**Prompt**
Review the material line by line. Identify and copy every line that contains the string "item".
────────────────
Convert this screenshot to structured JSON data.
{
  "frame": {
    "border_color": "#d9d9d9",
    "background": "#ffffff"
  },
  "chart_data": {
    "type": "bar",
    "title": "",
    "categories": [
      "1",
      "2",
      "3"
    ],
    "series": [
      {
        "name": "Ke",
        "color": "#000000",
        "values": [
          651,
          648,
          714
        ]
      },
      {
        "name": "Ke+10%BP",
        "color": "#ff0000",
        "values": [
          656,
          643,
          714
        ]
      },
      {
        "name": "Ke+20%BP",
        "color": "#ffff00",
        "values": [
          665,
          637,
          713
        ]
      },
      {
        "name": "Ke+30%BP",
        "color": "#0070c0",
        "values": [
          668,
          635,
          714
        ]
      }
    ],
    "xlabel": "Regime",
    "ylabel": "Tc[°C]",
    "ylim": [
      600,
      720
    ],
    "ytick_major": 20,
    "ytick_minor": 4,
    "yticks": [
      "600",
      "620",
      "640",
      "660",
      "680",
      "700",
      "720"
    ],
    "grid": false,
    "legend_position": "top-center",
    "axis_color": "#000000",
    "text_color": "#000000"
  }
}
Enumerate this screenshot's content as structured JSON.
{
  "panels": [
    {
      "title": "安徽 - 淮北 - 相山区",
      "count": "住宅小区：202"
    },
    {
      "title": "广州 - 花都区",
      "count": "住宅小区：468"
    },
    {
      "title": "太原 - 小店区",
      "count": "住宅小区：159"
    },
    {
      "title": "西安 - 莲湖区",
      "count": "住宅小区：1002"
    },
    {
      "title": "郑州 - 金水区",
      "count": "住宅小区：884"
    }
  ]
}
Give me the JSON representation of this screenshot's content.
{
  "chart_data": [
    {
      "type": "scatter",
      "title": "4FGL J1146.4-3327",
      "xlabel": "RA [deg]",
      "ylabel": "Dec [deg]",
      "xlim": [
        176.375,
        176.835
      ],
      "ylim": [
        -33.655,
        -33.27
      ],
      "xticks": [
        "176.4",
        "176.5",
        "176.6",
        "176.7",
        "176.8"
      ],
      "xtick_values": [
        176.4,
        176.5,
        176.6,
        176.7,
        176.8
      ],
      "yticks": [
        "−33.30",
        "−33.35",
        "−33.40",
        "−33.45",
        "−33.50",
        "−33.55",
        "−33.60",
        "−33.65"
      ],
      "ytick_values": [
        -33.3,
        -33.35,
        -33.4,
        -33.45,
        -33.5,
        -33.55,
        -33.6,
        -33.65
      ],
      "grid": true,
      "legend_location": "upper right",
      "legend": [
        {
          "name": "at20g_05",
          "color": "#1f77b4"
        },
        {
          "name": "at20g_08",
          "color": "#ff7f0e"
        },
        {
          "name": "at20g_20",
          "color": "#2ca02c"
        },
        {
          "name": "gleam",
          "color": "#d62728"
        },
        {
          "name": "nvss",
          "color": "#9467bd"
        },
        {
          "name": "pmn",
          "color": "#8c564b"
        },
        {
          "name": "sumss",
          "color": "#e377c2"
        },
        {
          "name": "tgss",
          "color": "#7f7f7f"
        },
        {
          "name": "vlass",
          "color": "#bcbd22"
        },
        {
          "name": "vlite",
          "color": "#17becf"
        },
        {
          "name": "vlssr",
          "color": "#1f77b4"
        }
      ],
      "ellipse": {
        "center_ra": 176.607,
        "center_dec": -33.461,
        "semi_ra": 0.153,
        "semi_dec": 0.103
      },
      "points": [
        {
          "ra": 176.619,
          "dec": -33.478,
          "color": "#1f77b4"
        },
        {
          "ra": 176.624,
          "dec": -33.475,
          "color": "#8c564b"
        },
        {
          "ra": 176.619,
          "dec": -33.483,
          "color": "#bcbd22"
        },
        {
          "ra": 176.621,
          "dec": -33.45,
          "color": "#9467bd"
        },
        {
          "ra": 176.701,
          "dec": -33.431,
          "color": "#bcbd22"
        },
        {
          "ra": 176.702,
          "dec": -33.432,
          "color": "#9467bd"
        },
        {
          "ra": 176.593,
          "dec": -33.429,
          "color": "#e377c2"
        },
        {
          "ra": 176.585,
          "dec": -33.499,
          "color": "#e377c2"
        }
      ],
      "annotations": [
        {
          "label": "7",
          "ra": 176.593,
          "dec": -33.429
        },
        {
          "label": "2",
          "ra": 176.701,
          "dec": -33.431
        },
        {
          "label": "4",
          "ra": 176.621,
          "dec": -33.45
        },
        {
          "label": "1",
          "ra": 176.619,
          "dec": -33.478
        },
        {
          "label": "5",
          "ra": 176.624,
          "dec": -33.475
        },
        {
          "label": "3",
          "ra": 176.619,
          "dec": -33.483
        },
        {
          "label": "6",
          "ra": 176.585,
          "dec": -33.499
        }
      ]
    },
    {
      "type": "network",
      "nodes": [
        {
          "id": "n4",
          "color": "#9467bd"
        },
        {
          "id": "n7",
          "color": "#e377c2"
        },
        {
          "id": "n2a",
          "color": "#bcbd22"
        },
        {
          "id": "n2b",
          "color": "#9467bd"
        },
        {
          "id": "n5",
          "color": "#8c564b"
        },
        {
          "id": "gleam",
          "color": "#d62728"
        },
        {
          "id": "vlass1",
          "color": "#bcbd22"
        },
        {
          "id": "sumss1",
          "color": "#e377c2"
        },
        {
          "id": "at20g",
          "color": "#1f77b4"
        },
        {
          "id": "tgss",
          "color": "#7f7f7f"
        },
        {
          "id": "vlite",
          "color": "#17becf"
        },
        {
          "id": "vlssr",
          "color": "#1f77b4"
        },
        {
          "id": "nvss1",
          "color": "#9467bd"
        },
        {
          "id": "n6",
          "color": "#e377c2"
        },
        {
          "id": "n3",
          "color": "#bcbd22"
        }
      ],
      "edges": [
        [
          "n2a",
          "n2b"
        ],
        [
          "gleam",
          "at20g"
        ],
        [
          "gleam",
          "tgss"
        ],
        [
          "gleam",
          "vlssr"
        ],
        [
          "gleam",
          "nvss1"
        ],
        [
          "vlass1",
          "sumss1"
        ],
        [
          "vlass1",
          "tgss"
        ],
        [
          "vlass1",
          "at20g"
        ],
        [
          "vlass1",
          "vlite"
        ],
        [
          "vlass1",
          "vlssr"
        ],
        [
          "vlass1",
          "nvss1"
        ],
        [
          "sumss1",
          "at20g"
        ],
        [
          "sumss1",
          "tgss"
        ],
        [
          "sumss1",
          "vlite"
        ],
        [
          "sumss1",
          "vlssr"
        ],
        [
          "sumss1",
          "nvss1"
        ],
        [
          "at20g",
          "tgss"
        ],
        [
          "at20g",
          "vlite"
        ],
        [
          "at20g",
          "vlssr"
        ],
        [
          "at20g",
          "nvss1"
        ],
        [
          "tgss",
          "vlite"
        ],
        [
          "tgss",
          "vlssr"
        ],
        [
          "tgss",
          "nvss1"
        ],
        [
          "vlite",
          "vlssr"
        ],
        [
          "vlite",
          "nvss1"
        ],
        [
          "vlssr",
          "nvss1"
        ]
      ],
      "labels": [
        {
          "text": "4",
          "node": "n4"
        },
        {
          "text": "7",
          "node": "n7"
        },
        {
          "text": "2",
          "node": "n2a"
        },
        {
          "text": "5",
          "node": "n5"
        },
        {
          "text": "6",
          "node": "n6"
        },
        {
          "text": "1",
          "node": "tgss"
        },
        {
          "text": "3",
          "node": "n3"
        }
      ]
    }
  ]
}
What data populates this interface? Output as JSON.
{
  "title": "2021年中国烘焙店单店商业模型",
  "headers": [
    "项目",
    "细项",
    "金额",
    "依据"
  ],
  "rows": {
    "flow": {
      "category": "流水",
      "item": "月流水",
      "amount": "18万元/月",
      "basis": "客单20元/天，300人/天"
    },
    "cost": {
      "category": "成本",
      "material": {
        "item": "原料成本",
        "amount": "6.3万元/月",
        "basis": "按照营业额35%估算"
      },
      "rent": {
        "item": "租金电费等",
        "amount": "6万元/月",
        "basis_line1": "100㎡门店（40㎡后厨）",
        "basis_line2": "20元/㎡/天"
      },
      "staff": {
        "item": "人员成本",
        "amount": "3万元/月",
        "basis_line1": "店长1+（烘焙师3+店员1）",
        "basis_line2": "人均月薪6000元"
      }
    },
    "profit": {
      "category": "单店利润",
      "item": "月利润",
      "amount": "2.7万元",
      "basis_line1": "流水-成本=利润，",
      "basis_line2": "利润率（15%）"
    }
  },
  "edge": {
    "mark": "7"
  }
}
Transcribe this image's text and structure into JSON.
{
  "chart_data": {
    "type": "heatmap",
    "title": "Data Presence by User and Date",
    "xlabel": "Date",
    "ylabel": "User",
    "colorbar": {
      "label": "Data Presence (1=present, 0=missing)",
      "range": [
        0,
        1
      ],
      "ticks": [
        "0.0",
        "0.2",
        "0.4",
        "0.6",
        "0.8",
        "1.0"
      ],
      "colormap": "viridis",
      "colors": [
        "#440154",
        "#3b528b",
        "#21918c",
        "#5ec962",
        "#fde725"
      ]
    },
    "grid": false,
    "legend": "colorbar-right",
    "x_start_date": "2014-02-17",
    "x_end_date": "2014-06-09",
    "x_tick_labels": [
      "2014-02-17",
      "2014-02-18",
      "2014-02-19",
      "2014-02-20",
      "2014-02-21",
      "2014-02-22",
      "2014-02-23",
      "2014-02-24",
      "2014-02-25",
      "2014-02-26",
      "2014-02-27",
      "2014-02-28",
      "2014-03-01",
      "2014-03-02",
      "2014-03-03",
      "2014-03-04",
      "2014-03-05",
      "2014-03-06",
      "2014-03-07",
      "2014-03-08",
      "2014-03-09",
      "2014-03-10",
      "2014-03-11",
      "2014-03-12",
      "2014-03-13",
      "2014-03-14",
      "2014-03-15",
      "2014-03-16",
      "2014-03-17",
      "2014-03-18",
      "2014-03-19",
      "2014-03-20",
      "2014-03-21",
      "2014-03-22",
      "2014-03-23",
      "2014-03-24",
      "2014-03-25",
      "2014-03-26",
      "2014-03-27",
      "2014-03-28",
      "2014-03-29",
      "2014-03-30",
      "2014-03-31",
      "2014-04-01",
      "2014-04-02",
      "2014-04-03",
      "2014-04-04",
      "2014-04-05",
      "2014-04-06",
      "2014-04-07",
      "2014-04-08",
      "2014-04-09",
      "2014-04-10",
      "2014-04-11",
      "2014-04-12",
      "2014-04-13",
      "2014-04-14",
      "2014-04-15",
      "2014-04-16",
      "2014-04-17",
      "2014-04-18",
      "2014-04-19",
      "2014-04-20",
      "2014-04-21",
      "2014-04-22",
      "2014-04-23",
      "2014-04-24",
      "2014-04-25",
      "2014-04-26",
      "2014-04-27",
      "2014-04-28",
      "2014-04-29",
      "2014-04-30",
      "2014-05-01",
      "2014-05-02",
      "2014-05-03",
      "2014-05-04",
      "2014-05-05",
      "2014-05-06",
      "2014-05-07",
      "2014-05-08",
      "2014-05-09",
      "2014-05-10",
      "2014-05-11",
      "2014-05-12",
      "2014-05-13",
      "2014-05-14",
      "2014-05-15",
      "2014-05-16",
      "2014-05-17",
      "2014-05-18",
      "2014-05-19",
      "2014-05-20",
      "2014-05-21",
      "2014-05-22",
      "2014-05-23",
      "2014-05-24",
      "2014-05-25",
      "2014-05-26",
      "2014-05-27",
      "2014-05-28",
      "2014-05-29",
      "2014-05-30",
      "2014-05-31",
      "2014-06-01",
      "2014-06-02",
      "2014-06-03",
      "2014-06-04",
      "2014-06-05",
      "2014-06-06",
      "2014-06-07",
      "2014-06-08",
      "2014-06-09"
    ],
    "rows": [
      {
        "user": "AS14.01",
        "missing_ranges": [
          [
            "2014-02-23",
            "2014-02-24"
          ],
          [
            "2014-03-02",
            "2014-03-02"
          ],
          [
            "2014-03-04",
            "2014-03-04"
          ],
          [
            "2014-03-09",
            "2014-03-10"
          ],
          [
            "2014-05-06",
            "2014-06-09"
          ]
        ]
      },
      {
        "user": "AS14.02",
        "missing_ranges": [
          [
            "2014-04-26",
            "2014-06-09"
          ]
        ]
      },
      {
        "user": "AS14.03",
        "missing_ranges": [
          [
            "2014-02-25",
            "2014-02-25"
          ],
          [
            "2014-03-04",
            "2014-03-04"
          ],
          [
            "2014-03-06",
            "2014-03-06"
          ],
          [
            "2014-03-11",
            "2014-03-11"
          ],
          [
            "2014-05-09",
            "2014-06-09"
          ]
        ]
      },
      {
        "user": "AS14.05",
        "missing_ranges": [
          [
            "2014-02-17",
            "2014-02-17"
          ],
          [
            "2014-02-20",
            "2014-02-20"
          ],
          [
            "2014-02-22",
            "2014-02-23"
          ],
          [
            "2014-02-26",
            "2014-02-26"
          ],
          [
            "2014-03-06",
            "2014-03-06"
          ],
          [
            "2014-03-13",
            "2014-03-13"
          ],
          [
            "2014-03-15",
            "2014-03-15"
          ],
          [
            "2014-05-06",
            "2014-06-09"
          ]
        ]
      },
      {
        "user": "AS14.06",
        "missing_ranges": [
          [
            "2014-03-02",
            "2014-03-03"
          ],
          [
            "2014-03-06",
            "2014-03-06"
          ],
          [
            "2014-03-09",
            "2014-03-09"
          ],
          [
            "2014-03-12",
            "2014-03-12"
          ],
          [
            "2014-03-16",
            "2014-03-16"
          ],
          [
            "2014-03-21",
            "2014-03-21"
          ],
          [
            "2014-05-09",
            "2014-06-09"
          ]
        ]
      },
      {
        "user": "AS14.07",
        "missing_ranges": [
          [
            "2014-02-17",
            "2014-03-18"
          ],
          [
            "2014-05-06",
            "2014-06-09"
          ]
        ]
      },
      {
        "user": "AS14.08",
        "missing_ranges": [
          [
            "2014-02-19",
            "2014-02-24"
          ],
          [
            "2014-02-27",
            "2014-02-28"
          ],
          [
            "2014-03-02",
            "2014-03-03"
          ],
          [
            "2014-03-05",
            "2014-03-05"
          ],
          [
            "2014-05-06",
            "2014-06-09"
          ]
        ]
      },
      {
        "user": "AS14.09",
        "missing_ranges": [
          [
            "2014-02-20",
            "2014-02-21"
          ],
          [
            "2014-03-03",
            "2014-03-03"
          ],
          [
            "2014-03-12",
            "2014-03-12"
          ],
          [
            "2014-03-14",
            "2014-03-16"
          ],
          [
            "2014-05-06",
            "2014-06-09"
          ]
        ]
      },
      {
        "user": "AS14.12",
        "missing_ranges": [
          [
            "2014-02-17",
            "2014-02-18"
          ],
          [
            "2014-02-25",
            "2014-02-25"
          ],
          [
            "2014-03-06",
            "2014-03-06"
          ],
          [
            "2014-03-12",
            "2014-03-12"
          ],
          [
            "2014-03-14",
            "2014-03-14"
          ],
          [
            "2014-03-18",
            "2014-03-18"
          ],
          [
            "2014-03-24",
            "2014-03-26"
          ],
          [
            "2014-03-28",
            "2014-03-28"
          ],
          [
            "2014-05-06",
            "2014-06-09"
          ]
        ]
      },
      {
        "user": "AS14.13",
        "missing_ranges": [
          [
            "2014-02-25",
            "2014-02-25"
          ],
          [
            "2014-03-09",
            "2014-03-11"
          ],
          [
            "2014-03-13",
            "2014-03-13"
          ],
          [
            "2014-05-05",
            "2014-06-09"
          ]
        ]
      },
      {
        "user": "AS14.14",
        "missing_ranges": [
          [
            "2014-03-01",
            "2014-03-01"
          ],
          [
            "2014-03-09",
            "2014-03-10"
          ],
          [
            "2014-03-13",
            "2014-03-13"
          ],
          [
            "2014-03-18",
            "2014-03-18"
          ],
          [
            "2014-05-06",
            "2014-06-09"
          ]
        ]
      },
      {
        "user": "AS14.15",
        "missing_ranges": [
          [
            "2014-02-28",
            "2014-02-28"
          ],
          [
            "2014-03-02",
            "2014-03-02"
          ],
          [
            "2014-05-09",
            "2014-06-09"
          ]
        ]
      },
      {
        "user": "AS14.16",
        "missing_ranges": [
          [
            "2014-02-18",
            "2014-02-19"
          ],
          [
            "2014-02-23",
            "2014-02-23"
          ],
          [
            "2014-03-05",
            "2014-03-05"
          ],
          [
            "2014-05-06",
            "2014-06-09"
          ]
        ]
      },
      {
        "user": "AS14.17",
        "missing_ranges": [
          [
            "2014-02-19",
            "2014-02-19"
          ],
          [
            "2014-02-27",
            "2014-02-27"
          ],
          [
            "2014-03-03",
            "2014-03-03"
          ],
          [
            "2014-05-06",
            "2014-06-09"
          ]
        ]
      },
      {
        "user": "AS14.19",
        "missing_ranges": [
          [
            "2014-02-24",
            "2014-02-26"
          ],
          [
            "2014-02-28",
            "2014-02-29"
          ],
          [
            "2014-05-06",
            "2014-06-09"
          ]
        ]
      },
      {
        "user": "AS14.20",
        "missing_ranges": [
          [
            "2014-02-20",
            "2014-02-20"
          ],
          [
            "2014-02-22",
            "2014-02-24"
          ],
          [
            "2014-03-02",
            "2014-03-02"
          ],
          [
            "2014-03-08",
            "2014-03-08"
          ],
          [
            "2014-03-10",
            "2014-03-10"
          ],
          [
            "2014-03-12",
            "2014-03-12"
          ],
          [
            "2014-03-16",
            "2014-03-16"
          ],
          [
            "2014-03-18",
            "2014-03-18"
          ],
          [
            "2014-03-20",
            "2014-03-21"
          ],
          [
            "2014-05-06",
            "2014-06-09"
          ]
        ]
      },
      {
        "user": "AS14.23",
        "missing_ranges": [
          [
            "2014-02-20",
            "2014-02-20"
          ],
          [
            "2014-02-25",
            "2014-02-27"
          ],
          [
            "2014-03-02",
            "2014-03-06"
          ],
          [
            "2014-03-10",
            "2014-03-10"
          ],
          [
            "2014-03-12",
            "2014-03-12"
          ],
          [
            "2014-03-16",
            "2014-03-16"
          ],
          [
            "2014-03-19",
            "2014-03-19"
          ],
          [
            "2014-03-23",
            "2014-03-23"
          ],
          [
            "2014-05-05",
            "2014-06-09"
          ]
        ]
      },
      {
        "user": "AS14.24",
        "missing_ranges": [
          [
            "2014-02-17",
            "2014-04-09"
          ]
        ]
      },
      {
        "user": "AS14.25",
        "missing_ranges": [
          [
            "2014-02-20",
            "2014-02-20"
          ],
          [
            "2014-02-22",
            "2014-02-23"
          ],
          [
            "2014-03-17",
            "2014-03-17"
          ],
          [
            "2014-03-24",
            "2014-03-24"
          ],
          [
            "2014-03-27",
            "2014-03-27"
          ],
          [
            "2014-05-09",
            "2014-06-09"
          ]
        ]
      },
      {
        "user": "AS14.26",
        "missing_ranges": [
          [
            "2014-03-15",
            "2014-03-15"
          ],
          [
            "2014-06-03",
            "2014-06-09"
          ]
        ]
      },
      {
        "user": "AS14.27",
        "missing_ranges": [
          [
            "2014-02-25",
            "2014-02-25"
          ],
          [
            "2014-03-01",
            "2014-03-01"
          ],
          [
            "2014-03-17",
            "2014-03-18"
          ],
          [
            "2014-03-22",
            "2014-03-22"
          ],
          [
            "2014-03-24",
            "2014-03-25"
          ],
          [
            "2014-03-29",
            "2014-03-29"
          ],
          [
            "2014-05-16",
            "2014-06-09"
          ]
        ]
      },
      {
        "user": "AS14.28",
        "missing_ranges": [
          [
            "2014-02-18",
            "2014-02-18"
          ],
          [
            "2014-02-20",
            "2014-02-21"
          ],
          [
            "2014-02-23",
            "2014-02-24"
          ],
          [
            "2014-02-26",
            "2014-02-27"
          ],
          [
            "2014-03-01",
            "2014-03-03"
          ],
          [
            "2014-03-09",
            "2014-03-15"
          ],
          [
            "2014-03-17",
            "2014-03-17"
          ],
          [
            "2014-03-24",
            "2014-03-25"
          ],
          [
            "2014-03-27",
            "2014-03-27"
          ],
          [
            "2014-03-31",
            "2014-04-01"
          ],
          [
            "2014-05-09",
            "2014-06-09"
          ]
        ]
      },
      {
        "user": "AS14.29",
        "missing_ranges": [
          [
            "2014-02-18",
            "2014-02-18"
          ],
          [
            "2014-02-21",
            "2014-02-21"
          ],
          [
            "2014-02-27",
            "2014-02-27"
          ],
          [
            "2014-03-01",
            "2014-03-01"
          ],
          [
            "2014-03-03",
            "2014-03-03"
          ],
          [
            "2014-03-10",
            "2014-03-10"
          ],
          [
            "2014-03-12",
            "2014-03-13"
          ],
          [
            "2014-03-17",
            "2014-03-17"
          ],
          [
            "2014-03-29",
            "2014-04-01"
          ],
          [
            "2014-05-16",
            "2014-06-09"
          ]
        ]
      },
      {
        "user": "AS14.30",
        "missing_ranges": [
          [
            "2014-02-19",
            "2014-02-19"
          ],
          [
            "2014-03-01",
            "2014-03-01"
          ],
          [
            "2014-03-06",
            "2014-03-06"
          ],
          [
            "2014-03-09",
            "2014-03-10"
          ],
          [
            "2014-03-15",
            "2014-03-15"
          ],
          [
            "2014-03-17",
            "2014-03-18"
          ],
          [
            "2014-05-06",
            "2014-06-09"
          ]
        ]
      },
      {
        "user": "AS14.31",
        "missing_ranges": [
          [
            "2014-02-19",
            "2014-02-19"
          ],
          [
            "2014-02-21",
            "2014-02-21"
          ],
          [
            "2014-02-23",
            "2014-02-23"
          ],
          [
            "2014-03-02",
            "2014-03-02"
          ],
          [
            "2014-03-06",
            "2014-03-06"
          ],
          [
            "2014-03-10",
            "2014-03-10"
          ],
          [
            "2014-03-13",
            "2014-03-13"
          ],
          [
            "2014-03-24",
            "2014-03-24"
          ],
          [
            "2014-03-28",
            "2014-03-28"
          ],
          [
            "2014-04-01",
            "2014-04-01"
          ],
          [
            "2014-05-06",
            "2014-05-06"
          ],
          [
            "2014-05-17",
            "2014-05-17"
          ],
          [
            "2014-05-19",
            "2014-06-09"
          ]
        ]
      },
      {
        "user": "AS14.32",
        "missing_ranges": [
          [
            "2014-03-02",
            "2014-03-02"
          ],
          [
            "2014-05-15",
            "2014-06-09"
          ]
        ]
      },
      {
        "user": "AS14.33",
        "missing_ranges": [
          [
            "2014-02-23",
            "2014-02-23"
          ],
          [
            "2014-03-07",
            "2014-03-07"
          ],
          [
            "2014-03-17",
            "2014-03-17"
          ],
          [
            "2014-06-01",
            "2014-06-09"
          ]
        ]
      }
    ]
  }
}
────────────────
**Full answer**
      "item": "月流水",
        "item": "原料成本",
        "item": "租金电费等",
        "item": "人员成本",
      "item": "月利润",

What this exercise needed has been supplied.